Page excerpt
Can anyone recommend some good admonitions?
The request for "good admonitions" is inherently subjective, as the value of any warning or piece of corrective counsel is deeply contingent on the specific context—be it personal conduct, professional ethics, creative work, or technical practice. Therefore, a universally applicable list is of limited utility. A more productive approach is to identify categories of admonitions that have demonstrated enduring relevance across various domains, focusing on their underlying mechanisms and the principles they safeguard. The most effective admonitions are those that serve as cognitive guardrails against common, costly failures of judgment or process, rather than situation-specific rules.
In the realm of strategy and decision-making, admonitions like "never attribute to malice that which is adequately explained by stupidity" (Hanlon's Razor) and "the map is not the territory" provide robust mental models. The former operates as a corrective for confirmation bias and paranoia in interpersonal or organizational conflicts, systematically lowering the emotional temperature and redirecting energy toward problem-solving over blame. The latter is a fundamental warning against confusing models, plans, or abstractions with complex, messy reality; it is a direct admonition against the hubris of overconfidence in one's own frameworks. For creators and innovators, "kill your darlings" serves as a crucial discipline against the sunk cost fallacy and emotional attachment, forcing a ruthless prioritization of the work's overall integrity over the creator's personal favorite elements.

Records for processing

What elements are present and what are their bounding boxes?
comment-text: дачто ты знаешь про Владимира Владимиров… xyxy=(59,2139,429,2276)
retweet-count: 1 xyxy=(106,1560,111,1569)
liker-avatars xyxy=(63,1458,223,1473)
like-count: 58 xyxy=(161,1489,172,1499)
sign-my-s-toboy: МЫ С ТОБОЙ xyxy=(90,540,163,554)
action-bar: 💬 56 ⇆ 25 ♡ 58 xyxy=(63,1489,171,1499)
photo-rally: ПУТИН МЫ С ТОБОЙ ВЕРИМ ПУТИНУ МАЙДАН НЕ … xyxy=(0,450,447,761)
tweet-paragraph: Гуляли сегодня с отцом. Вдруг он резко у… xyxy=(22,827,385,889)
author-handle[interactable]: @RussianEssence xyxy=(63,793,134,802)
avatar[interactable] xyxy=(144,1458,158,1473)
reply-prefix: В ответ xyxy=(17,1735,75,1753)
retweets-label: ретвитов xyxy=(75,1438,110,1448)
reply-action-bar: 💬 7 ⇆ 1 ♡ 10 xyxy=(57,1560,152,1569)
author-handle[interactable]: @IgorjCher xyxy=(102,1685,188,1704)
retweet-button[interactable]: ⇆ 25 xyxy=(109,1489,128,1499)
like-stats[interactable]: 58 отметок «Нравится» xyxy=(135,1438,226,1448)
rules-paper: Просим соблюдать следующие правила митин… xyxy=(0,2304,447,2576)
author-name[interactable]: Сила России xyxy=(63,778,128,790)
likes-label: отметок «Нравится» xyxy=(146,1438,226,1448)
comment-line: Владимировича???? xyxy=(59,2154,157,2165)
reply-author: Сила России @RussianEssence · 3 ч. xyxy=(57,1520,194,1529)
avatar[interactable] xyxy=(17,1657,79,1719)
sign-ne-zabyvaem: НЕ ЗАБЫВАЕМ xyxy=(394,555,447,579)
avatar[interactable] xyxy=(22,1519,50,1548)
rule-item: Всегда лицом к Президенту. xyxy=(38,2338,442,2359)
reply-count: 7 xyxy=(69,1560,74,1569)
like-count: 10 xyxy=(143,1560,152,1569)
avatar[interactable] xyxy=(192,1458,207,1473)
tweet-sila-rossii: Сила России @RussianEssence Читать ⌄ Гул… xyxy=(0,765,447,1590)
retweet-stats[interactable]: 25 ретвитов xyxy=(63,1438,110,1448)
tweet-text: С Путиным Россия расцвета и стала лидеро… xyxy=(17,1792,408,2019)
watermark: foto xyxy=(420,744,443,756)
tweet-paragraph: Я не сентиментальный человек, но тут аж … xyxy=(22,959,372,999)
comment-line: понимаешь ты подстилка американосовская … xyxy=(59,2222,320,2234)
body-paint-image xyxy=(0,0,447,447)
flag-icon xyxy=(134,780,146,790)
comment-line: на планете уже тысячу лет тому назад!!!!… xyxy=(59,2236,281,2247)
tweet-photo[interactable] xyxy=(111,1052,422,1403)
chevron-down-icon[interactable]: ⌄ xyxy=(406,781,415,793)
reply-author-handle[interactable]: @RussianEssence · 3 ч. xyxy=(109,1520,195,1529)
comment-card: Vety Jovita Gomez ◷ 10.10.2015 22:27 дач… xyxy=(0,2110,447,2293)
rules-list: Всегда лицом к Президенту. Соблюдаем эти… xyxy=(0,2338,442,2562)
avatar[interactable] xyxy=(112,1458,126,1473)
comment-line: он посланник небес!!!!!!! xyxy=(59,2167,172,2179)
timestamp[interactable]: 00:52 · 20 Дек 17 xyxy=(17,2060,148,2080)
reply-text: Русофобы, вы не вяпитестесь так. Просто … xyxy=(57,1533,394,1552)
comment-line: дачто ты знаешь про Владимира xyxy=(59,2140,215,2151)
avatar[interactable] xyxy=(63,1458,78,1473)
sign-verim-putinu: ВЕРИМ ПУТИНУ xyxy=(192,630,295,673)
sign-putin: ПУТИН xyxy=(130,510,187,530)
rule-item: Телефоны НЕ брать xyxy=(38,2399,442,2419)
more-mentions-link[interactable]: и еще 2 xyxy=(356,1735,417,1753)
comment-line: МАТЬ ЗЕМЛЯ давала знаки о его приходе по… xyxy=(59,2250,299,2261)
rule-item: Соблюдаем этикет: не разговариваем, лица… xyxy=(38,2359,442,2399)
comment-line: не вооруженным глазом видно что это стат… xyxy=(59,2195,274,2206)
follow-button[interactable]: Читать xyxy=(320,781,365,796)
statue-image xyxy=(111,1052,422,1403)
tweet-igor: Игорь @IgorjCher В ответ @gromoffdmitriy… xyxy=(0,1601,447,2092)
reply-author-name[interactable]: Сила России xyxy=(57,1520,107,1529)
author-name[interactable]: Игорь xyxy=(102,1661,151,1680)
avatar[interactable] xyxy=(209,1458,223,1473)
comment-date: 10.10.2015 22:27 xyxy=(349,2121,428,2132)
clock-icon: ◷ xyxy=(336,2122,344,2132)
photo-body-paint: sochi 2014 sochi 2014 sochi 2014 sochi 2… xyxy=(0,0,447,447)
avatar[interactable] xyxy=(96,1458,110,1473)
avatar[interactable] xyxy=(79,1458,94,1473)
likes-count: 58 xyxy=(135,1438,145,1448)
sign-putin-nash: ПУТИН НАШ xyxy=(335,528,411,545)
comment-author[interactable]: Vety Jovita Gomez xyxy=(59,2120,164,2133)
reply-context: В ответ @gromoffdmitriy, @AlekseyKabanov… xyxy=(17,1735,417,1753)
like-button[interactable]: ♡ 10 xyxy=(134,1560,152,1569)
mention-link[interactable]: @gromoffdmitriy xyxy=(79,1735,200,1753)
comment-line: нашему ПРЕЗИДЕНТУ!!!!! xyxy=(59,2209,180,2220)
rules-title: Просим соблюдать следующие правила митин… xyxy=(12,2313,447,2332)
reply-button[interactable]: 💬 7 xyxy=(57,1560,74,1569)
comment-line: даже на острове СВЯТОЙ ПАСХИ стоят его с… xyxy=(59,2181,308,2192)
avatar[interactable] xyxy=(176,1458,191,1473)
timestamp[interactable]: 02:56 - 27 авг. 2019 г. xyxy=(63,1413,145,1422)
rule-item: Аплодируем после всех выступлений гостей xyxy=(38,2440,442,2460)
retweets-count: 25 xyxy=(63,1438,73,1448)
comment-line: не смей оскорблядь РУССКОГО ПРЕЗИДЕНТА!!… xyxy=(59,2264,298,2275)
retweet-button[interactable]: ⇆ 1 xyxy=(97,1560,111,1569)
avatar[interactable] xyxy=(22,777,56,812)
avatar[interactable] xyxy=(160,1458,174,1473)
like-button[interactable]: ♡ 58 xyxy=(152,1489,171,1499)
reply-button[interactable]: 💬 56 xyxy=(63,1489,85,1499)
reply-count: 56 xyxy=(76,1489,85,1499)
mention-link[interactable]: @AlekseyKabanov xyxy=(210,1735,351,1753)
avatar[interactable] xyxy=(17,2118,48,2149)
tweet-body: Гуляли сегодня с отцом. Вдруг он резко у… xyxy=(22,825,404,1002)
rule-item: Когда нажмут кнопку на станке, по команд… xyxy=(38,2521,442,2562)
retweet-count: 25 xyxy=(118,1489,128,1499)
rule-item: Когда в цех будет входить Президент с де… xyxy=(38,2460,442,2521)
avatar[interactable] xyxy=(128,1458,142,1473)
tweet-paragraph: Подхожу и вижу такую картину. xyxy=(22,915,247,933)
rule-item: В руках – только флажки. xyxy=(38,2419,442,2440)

What this exercise asks
[1] Copy the entries verbatim, starting with their first line and ending with the line that contains "flag-icon xyxy=(134,780,146,790)", including both of those lines.
[2] Write what comes next in the piece on useful admonitions, picking up after its last sentence.

Final answers
[1]
What elements are present and what are their bounding boxes?
comment-text: дачто ты знаешь про Владимира Владимиров… xyxy=(59,2139,429,2276)
retweet-count: 1 xyxy=(106,1560,111,1569)
liker-avatars xyxy=(63,1458,223,1473)
like-count: 58 xyxy=(161,1489,172,1499)
sign-my-s-toboy: МЫ С ТОБОЙ xyxy=(90,540,163,554)
action-bar: 💬 56 ⇆ 25 ♡ 58 xyxy=(63,1489,171,1499)
photo-rally: ПУТИН МЫ С ТОБОЙ ВЕРИМ ПУТИНУ МАЙДАН НЕ … xyxy=(0,450,447,761)
tweet-paragraph: Гуляли сегодня с отцом. Вдруг он резко у… xyxy=(22,827,385,889)
author-handle[interactable]: @RussianEssence xyxy=(63,793,134,802)
avatar[interactable] xyxy=(144,1458,158,1473)
reply-prefix: В ответ xyxy=(17,1735,75,1753)
retweets-label: ретвитов xyxy=(75,1438,110,1448)
reply-action-bar: 💬 7 ⇆ 1 ♡ 10 xyxy=(57,1560,152,1569)
author-handle[interactable]: @IgorjCher xyxy=(102,1685,188,1704)
retweet-button[interactable]: ⇆ 25 xyxy=(109,1489,128,1499)
like-stats[interactable]: 58 отметок «Нравится» xyxy=(135,1438,226,1448)
rules-paper: Просим соблюдать следующие правила митин… xyxy=(0,2304,447,2576)
author-name[interactable]: Сила России xyxy=(63,778,128,790)
likes-label: отметок «Нравится» xyxy=(146,1438,226,1448)
comment-line: Владимировича???? xyxy=(59,2154,157,2165)
reply-author: Сила России @RussianEssence · 3 ч. xyxy=(57,1520,194,1529)
avatar[interactable] xyxy=(17,1657,79,1719)
sign-ne-zabyvaem: НЕ ЗАБЫВАЕМ xyxy=(394,555,447,579)
avatar[interactable] xyxy=(22,1519,50,1548)
rule-item: Всегда лицом к Президенту. xyxy=(38,2338,442,2359)
reply-count: 7 xyxy=(69,1560,74,1569)
like-count: 10 xyxy=(143,1560,152,1569)
avatar[interactable] xyxy=(192,1458,207,1473)
tweet-sila-rossii: Сила России @RussianEssence Читать ⌄ Гул… xyxy=(0,765,447,1590)
retweet-stats[interactable]: 25 ретвитов xyxy=(63,1438,110,1448)
tweet-text: С Путиным Россия расцвета и стала лидеро… xyxy=(17,1792,408,2019)
watermark: foto xyxy=(420,744,443,756)
tweet-paragraph: Я не сентиментальный человек, но тут аж … xyxy=(22,959,372,999)
comment-line: понимаешь ты подстилка американосовская … xyxy=(59,2222,320,2234)
body-paint-image xyxy=(0,0,447,447)
flag-icon xyxy=(134,780,146,790)

[2]
From an operational and ethical standpoint, admonitions often codify hard-won lessons about systemic risk. In engineering and safety-critical fields, principles like "never assume, always verify" or "what is not explicitly allowed is forbidden" (in contrast to a permissive approach) are foundational. They are designed to counteract complacency and ambiguity, enforcing rigorous verification protocols. Ethically, the simple admonition to "act as if your actions were to become a universal law" or "consider how your decision would look if described on the front page of a newspaper" functions as a test for consistency, fairness, and accountability, pushing for decisions that can withstand public scrutiny.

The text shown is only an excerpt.